=== Data to process ===

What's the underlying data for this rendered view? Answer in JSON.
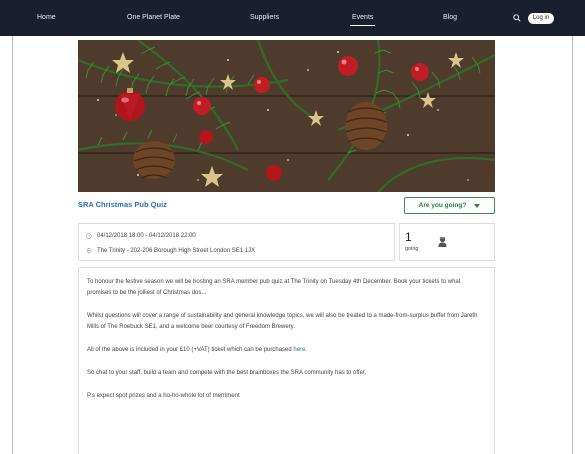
{
  "nav": {
    "items": [
      "Home",
      "One Planet Plate",
      "Suppliers",
      "Events",
      "Blog"
    ],
    "active": "Events",
    "search_icon": "search-icon",
    "login_label": "Log in"
  },
  "event": {
    "title": "SRA Christmas Pub Quiz",
    "going_label": "Are you going?",
    "datetime": "04/12/2018 18:00 - 04/12/2018 22:00",
    "location": "The Trinity - 202-206 Borough High Street London SE1 1JX",
    "going_count": "1",
    "going_text": "going"
  },
  "description": {
    "p1": "To honour the festive season we will be hosting an SRA member pub quiz at The Trinity on Tuesday 4th December. Book your tickets to what promises to be the jolliest of Christmas dos...",
    "p2": "Whilst questions will cover a range of sustainability and general knowledge topics, we will also be treated to a made-from-surplus buffet from Jareth Mills of The Roebuck SE1, and a welcome beer courtesy of Freedom Brewery.",
    "p3_text": "All of the above is included in your £10 (+VAT) ticket which can be purchased ",
    "p3_link": "here.",
    "p4": "So chat to your staff, build a team and compete with the best brainboxes the SRA community has to offer.",
    "p5": "P.s expect spot prizes and a ho-ho-whole lot of merriment"
  },
  "colors": {
    "nav_bg": "#1a1f2d",
    "title": "#2f6fb6",
    "going_button": "#3b8a4b"
  }
}
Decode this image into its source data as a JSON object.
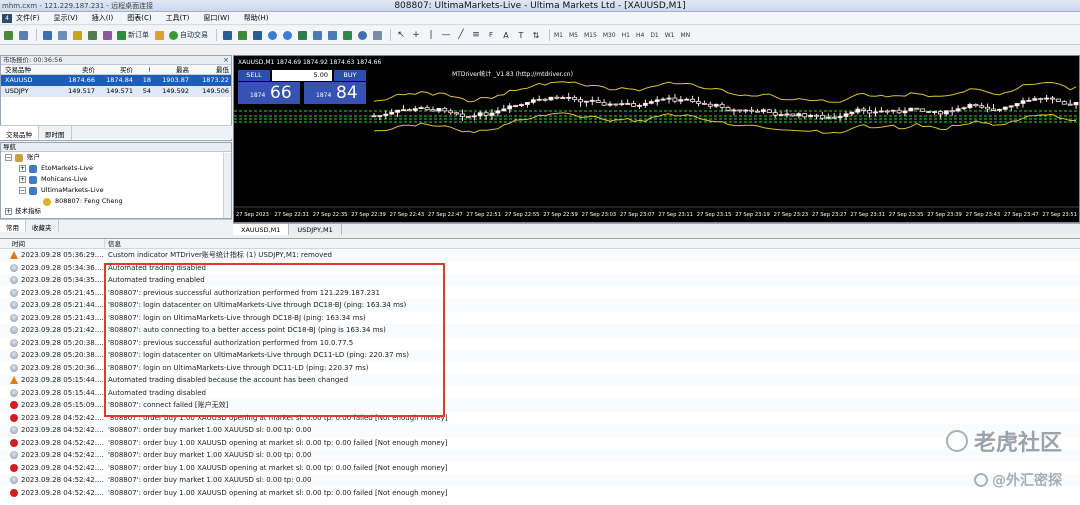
{
  "window": {
    "remote_title": "mhm.cxm - 121.229.187.231 - 远程桌面连接",
    "title": "808807: UltimaMarkets-Live - Ultima Markets Ltd - [XAUUSD,M1]"
  },
  "menu": [
    "文件(F)",
    "显示(V)",
    "插入(I)",
    "图表(C)",
    "工具(T)",
    "窗口(W)",
    "帮助(H)"
  ],
  "toolbar": {
    "new_order": "新订单",
    "auto_trading": "自动交易",
    "timeframes": [
      "M1",
      "M5",
      "M15",
      "M30",
      "H1",
      "H4",
      "D1",
      "W1",
      "MN"
    ]
  },
  "market_watch": {
    "title": "市场报价: 00:36:56",
    "columns": [
      "交易品种",
      "卖价",
      "买价",
      "!",
      "最高",
      "最低"
    ],
    "rows": [
      {
        "symbol": "XAUUSD",
        "bid": "1874.66",
        "ask": "1874.84",
        "spread": "18",
        "high": "1903.87",
        "low": "1873.22"
      },
      {
        "symbol": "USDJPY",
        "bid": "149.517",
        "ask": "149.571",
        "spread": "54",
        "high": "149.592",
        "low": "149.506"
      }
    ],
    "tabs": [
      "交易品种",
      "即时图"
    ]
  },
  "navigator": {
    "title": "导航",
    "items": [
      "账户",
      "EtoMarkets-Live",
      "Mohicans-Live",
      "UltimaMarkets-Live",
      "808807: Feng Cheng",
      "技术指标"
    ],
    "tabs": [
      "常用",
      "收藏夹"
    ]
  },
  "chart": {
    "symbol_info": "XAUUSD,M1  1874.69  1874.92  1874.63  1874.66",
    "sell_label": "SELL",
    "buy_label": "BUY",
    "lot": "5.00",
    "sell_price_small": "1874",
    "sell_price_big": "66",
    "buy_price_small": "1874",
    "buy_price_big": "84",
    "indicator_label": "MTDriver统计 _V1.83 (http://mtdriver.cn)",
    "time_labels": [
      "27 Sep 2023",
      "27 Sep 22:31",
      "27 Sep 22:35",
      "27 Sep 22:39",
      "27 Sep 22:43",
      "27 Sep 22:47",
      "27 Sep 22:51",
      "27 Sep 22:55",
      "27 Sep 22:59",
      "27 Sep 23:03",
      "27 Sep 23:07",
      "27 Sep 23:11",
      "27 Sep 23:15",
      "27 Sep 23:19",
      "27 Sep 23:23",
      "27 Sep 23:27",
      "27 Sep 23:31",
      "27 Sep 23:35",
      "27 Sep 23:39",
      "27 Sep 23:43",
      "27 Sep 23:47",
      "27 Sep 23:51"
    ],
    "tabs": [
      "XAUUSD,M1",
      "USDJPY,M1"
    ]
  },
  "journal": {
    "col_time": "时间",
    "col_msg": "信息",
    "rows": [
      {
        "type": "warn",
        "time": "2023.09.28 05:36:29....",
        "msg": "Custom indicator MTDriver账号统计指标 (1) USDJPY,M1: removed"
      },
      {
        "type": "info",
        "time": "2023.09.28 05:34:36....",
        "msg": "Automated trading disabled"
      },
      {
        "type": "info",
        "time": "2023.09.28 05:34:35....",
        "msg": "Automated trading enabled"
      },
      {
        "type": "info",
        "time": "2023.09.28 05:21:45....",
        "msg": "'808807': previous successful authorization performed from 121.229.187.231"
      },
      {
        "type": "info",
        "time": "2023.09.28 05:21:44....",
        "msg": "'808807': login datacenter on UltimaMarkets-Live through DC18-BJ (ping: 163.34 ms)"
      },
      {
        "type": "info",
        "time": "2023.09.28 05:21:43....",
        "msg": "'808807': login on UltimaMarkets-Live through DC18-BJ (ping: 163.34 ms)"
      },
      {
        "type": "info",
        "time": "2023.09.28 05:21:42....",
        "msg": "'808807': auto connecting to a better access point DC18-BJ (ping is 163.34 ms)"
      },
      {
        "type": "info",
        "time": "2023.09.28 05:20:38....",
        "msg": "'808807': previous successful authorization performed from 10.0.77.5"
      },
      {
        "type": "info",
        "time": "2023.09.28 05:20:38....",
        "msg": "'808807': login datacenter on UltimaMarkets-Live through DC11-LD (ping: 220.37 ms)"
      },
      {
        "type": "info",
        "time": "2023.09.28 05:20:36....",
        "msg": "'808807': login on UltimaMarkets-Live through DC11-LD (ping: 220.37 ms)"
      },
      {
        "type": "warn",
        "time": "2023.09.28 05:15:44....",
        "msg": "Automated trading disabled because the account has been changed"
      },
      {
        "type": "info",
        "time": "2023.09.28 05:15:44....",
        "msg": "Automated trading disabled"
      },
      {
        "type": "err",
        "time": "2023.09.28 05:15:09....",
        "msg": "'808807': connect failed [账户无效]"
      },
      {
        "type": "err",
        "time": "2023.09.28 04:52:42....",
        "msg": "'808807': order buy 1.00 XAUUSD opening at market sl: 0.00 tp: 0.00 failed [Not enough money]"
      },
      {
        "type": "info",
        "time": "2023.09.28 04:52:42....",
        "msg": "'808807': order buy market 1.00 XAUUSD sl: 0.00 tp: 0.00"
      },
      {
        "type": "err",
        "time": "2023.09.28 04:52:42....",
        "msg": "'808807': order buy 1.00 XAUUSD opening at market sl: 0.00 tp: 0.00 failed [Not enough money]"
      },
      {
        "type": "info",
        "time": "2023.09.28 04:52:42....",
        "msg": "'808807': order buy market 1.00 XAUUSD sl: 0.00 tp: 0.00"
      },
      {
        "type": "err",
        "time": "2023.09.28 04:52:42....",
        "msg": "'808807': order buy 1.00 XAUUSD opening at market sl: 0.00 tp: 0.00 failed [Not enough money]"
      },
      {
        "type": "info",
        "time": "2023.09.28 04:52:42....",
        "msg": "'808807': order buy market 1.00 XAUUSD sl: 0.00 tp: 0.00"
      },
      {
        "type": "err",
        "time": "2023.09.28 04:52:42....",
        "msg": "'808807': order buy 1.00 XAUUSD opening at market sl: 0.00 tp: 0.00 failed [Not enough money]"
      }
    ]
  },
  "watermarks": [
    "老虎社区",
    "@外汇密探"
  ],
  "colors": {
    "accent_blue": "#1c5db8",
    "error_red": "#d21e1e",
    "warn_orange": "#e07a10",
    "highlight": "#e03a30"
  }
}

===

(What you should do):
Lines of the material that contain the word "successful" are to be gathered.

(Result of this exercise):
        "msg": "'808807': previous successful authorization performed from 121.229.187.231"
        "msg": "'808807': previous successful authorization performed from 10.0.77.5"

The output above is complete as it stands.